• TASK DETAILS:
Set down each entry exactly as given; pictures should not appear in the copy.

• MATERIAL SUPPLIED:
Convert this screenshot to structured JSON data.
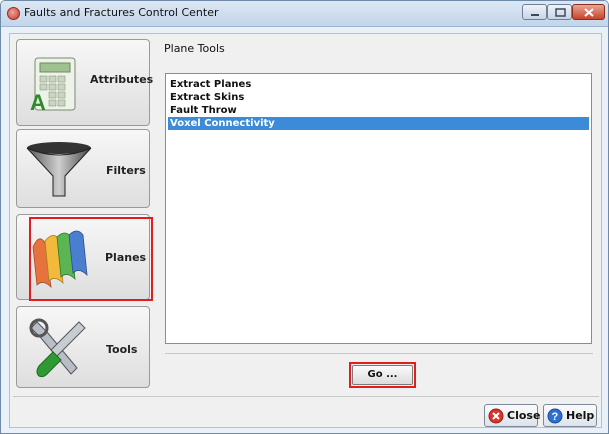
{
  "window": {
    "title": "Faults and Fractures Control Center"
  },
  "sidebar": {
    "items": [
      {
        "label": "Attributes",
        "icon": "calculator-icon",
        "selected": false
      },
      {
        "label": "Filters",
        "icon": "funnel-icon",
        "selected": false
      },
      {
        "label": "Planes",
        "icon": "planes-icon",
        "selected": true
      },
      {
        "label": "Tools",
        "icon": "tools-icon",
        "selected": false
      }
    ]
  },
  "main": {
    "section_title": "Plane Tools",
    "list": [
      {
        "label": "Extract Planes",
        "selected": false
      },
      {
        "label": "Extract Skins",
        "selected": false
      },
      {
        "label": "Fault Throw",
        "selected": false
      },
      {
        "label": "Voxel Connectivity",
        "selected": true
      }
    ],
    "go_label": "Go ..."
  },
  "footer": {
    "close_label": "Close",
    "help_label": "Help"
  },
  "colors": {
    "selection": "#3b8bd9",
    "highlight_outline": "#e11e1e",
    "titlebar": "#c3d5ea"
  }
}
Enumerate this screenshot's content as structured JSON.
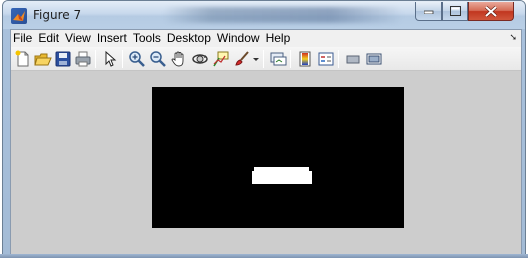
{
  "window": {
    "title": "Figure 7",
    "controls": {
      "minimize": "minimize",
      "maximize": "maximize",
      "close": "close"
    }
  },
  "menubar": {
    "items": [
      "File",
      "Edit",
      "View",
      "Insert",
      "Tools",
      "Desktop",
      "Window",
      "Help"
    ],
    "overflow_arrow": "➘"
  },
  "toolbar": {
    "buttons": [
      {
        "name": "new-figure-icon"
      },
      {
        "name": "open-file-icon"
      },
      {
        "name": "save-figure-icon"
      },
      {
        "name": "print-figure-icon"
      },
      {
        "name": "edit-plot-arrow-icon"
      },
      {
        "name": "zoom-in-icon"
      },
      {
        "name": "zoom-out-icon"
      },
      {
        "name": "pan-hand-icon"
      },
      {
        "name": "rotate-3d-icon"
      },
      {
        "name": "data-cursor-icon"
      },
      {
        "name": "brush-icon"
      },
      {
        "name": "brush-dropdown-icon"
      },
      {
        "name": "link-plot-icon"
      },
      {
        "name": "insert-colorbar-icon"
      },
      {
        "name": "insert-legend-icon"
      },
      {
        "name": "hide-plot-tools-icon"
      },
      {
        "name": "show-plot-tools-icon"
      }
    ]
  },
  "colors": {
    "axes_background": "#000000",
    "figure_background": "#cdcdcd",
    "foreground_blob": "#ffffff"
  }
}
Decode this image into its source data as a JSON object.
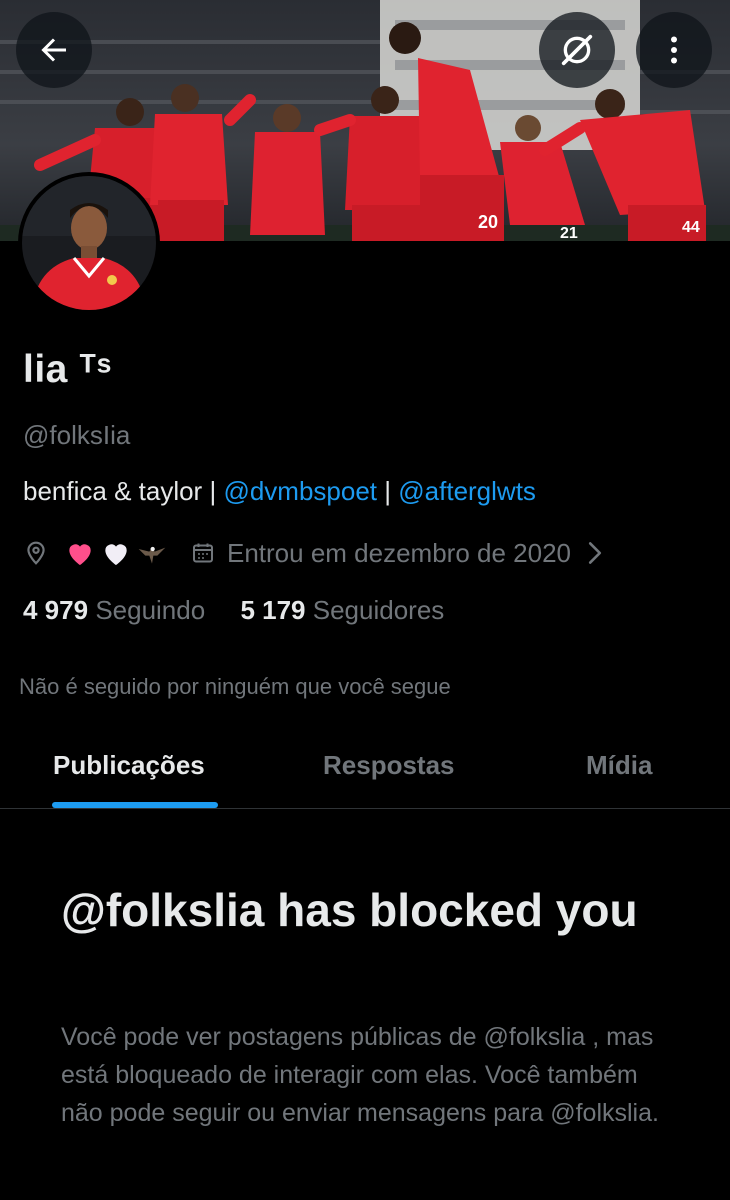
{
  "header": {
    "back_icon": "arrow-left-icon",
    "grok_icon": "grok-icon",
    "more_icon": "more-vertical-icon"
  },
  "profile": {
    "display_name": "lia ᵀˢ",
    "handle": "@folksIia",
    "bio_text": "benfica & taylor",
    "bio_sep": "|",
    "bio_link_1": "@dvmbspoet",
    "bio_link_2": "@afterglwts",
    "location_icon": "location-pin-icon",
    "location_emojis": [
      "pink-heart-icon",
      "white-heart-icon",
      "eagle-icon"
    ],
    "calendar_icon": "calendar-icon",
    "joined": "Entrou em dezembro de 2020",
    "following_count": "4 979",
    "following_label": "Seguindo",
    "followers_count": "5 179",
    "followers_label": "Seguidores",
    "not_followed": "Não é seguido por ninguém que você segue"
  },
  "tabs": [
    {
      "label": "Publicações",
      "active": true
    },
    {
      "label": "Respostas",
      "active": false
    },
    {
      "label": "Mídia",
      "active": false
    }
  ],
  "blocked": {
    "title": "@folkslia has blocked you",
    "body": "Você pode ver postagens públicas de @folkslia , mas está bloqueado de interagir com elas. Você também não pode seguir ou enviar mensagens para @folkslia."
  },
  "colors": {
    "accent": "#1d9bf0",
    "background": "#000000",
    "text_primary": "#e7e9ea",
    "text_secondary": "#71767b"
  }
}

• EXERCISE RESPONSE:
Convert this screenshot to structured JSON data.
{
  "window": {
    "title": "Faults and Fractures Control Center"
  },
  "sidebar": {
    "items": [
      {
        "label": "Attributes",
        "icon": "calculator-icon",
        "selected": false
      },
      {
        "label": "Filters",
        "icon": "funnel-icon",
        "selected": false
      },
      {
        "label": "Planes",
        "icon": "planes-icon",
        "selected": true
      },
      {
        "label": "Tools",
        "icon": "tools-icon",
        "selected": false
      }
    ]
  },
  "main": {
    "section_title": "Plane Tools",
    "list": [
      {
        "label": "Extract Planes",
        "selected": false
      },
      {
        "label": "Extract Skins",
        "selected": false
      },
      {
        "label": "Fault Throw",
        "selected": false
      },
      {
        "label": "Voxel Connectivity",
        "selected": true
      }
    ],
    "go_label": "Go ..."
  },
  "footer": {
    "close_label": "Close",
    "help_label": "Help"
  },
  "colors": {
    "selection": "#3b8bd9",
    "highlight_outline": "#e11e1e",
    "titlebar": "#c3d5ea"
  }
}
Enumerate this screenshot's content as structured JSON.
{
  "window": {
    "title": "Figure 7",
    "controls": {
      "minimize": "minimize",
      "maximize": "maximize",
      "close": "close"
    }
  },
  "menubar": {
    "items": [
      "File",
      "Edit",
      "View",
      "Insert",
      "Tools",
      "Desktop",
      "Window",
      "Help"
    ],
    "overflow_arrow": "➘"
  },
  "toolbar": {
    "buttons": [
      {
        "name": "new-figure-icon"
      },
      {
        "name": "open-file-icon"
      },
      {
        "name": "save-figure-icon"
      },
      {
        "name": "print-figure-icon"
      },
      {
        "name": "edit-plot-arrow-icon"
      },
      {
        "name": "zoom-in-icon"
      },
      {
        "name": "zoom-out-icon"
      },
      {
        "name": "pan-hand-icon"
      },
      {
        "name": "rotate-3d-icon"
      },
      {
        "name": "data-cursor-icon"
      },
      {
        "name": "brush-icon"
      },
      {
        "name": "brush-dropdown-icon"
      },
      {
        "name": "link-plot-icon"
      },
      {
        "name": "insert-colorbar-icon"
      },
      {
        "name": "insert-legend-icon"
      },
      {
        "name": "hide-plot-tools-icon"
      },
      {
        "name": "show-plot-tools-icon"
      }
    ]
  },
  "colors": {
    "axes_background": "#000000",
    "figure_background": "#cdcdcd",
    "foreground_blob": "#ffffff"
  }
}
Decode this image into its source data as a JSON object.
{
  "header": {
    "back_icon": "arrow-left-icon",
    "grok_icon": "grok-icon",
    "more_icon": "more-vertical-icon"
  },
  "profile": {
    "display_name": "lia ᵀˢ",
    "handle": "@folksIia",
    "bio_text": "benfica & taylor",
    "bio_sep": "|",
    "bio_link_1": "@dvmbspoet",
    "bio_link_2": "@afterglwts",
    "location_icon": "location-pin-icon",
    "location_emojis": [
      "pink-heart-icon",
      "white-heart-icon",
      "eagle-icon"
    ],
    "calendar_icon": "calendar-icon",
    "joined": "Entrou em dezembro de 2020",
    "following_count": "4 979",
    "following_label": "Seguindo",
    "followers_count": "5 179",
    "followers_label": "Seguidores",
    "not_followed": "Não é seguido por ninguém que você segue"
  },
  "tabs": [
    {
      "label": "Publicações",
      "active": true
    },
    {
      "label": "Respostas",
      "active": false
    },
    {
      "label": "Mídia",
      "active": false
    }
  ],
  "blocked": {
    "title": "@folkslia has blocked you",
    "body": "Você pode ver postagens públicas de @folkslia , mas está bloqueado de interagir com elas. Você também não pode seguir ou enviar mensagens para @folkslia."
  },
  "colors": {
    "accent": "#1d9bf0",
    "background": "#000000",
    "text_primary": "#e7e9ea",
    "text_secondary": "#71767b"
  }
}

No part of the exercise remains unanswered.